Report every line below that holds the word "Spring".

* **EXTRACTED DATA**:
=-=-=-=-=
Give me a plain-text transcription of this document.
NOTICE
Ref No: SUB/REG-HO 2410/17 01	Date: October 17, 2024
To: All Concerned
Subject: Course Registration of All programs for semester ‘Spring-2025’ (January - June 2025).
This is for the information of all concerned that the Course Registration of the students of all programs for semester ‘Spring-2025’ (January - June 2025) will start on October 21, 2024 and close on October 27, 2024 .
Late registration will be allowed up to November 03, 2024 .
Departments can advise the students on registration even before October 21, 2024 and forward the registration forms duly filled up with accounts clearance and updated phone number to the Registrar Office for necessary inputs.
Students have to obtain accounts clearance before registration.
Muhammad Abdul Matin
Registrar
=-=-=-=-=
* **SOLUTION**:
Subject: Course Registration of All programs for semester ‘Spring-2025’ (January - June 2025).
This is for the information of all concerned that the Course Registration of the students of all programs for semester ‘Spring-2025’ (January - June 2025) will start on October 21, 2024 and close on October 27, 2024 .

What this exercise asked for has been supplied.